(Stored entries)
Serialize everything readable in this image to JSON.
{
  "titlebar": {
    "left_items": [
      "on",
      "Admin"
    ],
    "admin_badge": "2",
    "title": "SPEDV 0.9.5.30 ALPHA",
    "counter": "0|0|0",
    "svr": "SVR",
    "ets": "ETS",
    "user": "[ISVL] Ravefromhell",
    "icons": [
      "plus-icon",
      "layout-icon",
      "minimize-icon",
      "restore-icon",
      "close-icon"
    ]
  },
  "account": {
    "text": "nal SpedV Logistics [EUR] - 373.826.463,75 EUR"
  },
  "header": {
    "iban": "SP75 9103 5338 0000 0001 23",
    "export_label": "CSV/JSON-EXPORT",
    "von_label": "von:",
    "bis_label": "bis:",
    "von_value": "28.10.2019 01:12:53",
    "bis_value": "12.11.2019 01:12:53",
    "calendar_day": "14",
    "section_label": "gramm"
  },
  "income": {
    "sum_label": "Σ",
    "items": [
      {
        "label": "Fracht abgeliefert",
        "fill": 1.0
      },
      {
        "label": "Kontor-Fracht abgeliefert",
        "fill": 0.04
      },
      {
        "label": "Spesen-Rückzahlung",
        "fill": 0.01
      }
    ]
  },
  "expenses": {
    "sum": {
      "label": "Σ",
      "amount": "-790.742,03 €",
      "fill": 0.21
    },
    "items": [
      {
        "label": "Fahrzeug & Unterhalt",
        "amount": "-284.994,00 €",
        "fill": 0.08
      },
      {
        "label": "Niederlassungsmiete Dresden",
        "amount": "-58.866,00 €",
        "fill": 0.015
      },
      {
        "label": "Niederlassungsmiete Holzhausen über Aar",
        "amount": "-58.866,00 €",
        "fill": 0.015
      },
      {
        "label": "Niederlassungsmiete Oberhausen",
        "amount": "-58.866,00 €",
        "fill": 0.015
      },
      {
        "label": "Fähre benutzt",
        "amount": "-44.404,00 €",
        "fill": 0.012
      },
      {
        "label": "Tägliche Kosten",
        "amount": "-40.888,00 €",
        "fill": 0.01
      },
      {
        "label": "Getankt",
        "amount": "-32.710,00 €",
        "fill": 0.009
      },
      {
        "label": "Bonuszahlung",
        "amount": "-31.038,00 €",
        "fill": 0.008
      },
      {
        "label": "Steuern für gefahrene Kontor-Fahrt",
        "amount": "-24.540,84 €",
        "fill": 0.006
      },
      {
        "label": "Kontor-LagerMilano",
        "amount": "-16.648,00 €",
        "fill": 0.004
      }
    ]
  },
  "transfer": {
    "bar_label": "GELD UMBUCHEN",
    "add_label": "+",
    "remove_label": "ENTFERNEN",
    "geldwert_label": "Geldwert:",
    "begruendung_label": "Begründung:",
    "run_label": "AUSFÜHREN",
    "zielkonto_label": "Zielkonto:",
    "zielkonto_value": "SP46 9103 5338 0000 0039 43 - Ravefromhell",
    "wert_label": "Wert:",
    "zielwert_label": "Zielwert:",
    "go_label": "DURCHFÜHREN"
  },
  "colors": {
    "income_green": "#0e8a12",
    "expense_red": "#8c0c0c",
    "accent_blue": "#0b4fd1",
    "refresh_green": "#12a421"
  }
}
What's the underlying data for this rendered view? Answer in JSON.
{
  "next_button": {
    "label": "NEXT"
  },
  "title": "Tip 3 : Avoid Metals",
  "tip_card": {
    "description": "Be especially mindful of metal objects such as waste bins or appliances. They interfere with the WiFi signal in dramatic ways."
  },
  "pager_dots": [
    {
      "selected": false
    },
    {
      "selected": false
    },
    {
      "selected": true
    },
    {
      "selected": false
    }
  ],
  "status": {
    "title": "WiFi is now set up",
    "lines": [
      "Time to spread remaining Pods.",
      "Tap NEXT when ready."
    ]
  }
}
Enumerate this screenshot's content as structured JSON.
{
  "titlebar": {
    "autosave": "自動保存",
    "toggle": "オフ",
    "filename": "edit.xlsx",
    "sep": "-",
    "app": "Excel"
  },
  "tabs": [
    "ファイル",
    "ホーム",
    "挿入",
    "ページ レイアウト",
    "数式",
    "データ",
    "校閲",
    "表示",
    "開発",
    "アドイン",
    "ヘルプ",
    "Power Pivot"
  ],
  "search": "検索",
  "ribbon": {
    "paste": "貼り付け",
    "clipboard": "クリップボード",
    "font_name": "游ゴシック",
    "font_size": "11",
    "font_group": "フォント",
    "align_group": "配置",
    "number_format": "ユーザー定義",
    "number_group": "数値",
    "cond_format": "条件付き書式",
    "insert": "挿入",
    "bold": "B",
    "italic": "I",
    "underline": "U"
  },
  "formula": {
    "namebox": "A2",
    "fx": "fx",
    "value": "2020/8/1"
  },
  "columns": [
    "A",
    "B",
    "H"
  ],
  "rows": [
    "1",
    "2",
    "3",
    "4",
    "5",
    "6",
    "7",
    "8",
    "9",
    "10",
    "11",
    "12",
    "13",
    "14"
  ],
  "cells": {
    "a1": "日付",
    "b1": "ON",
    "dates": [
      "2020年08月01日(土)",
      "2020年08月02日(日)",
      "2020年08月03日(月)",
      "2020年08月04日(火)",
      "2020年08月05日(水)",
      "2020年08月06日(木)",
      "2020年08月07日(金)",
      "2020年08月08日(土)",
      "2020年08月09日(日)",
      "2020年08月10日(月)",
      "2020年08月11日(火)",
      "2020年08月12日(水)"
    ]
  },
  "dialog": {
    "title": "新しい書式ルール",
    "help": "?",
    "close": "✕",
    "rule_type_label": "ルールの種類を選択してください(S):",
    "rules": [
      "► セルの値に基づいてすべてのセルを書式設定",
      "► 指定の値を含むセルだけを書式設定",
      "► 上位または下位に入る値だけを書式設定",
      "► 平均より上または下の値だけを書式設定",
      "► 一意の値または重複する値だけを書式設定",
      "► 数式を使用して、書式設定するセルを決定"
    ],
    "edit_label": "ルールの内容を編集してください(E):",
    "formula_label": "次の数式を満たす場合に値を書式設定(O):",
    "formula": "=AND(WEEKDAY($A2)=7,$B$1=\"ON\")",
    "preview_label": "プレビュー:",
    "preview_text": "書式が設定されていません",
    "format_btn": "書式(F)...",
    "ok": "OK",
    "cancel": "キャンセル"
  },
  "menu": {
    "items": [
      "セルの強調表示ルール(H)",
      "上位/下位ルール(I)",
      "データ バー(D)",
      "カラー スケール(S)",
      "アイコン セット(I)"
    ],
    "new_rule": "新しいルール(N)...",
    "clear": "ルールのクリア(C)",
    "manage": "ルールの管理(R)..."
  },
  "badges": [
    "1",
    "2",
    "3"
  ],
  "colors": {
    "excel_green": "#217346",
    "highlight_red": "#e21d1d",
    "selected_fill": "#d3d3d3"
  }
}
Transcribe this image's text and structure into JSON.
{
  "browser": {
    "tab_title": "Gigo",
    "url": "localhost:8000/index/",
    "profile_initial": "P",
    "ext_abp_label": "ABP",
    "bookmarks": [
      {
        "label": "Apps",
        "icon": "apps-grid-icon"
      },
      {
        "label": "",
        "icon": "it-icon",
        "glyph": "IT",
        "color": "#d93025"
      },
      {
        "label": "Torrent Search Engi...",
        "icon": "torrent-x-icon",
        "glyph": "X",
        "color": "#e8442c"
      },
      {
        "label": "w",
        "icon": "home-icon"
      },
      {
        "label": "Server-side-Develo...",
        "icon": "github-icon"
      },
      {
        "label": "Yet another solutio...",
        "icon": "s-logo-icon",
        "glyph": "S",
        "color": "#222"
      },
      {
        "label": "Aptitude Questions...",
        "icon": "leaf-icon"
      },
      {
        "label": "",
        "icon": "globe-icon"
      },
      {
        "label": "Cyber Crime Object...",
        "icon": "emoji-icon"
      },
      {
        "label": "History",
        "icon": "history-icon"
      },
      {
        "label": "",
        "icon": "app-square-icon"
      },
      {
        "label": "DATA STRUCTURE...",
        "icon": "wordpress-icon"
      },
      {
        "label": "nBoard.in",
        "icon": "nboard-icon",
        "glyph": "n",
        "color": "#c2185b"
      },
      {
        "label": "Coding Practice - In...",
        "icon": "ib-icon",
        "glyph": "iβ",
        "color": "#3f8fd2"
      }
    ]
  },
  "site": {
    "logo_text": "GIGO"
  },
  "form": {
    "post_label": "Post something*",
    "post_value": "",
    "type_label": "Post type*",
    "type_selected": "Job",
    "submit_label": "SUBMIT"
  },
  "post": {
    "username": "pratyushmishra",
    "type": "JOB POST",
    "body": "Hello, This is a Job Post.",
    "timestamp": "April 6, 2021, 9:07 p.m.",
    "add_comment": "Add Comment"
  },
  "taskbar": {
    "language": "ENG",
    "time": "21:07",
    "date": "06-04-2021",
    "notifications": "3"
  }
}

> **Exercise objective**: Identify each line containing the string "WiFi" and copy it out.

> **The output**:
    "description": "Be especially mindful of metal objects such as waste bins or appliances. They interfere with the WiFi signal in dramatic ways."
    "title": "WiFi is now set up",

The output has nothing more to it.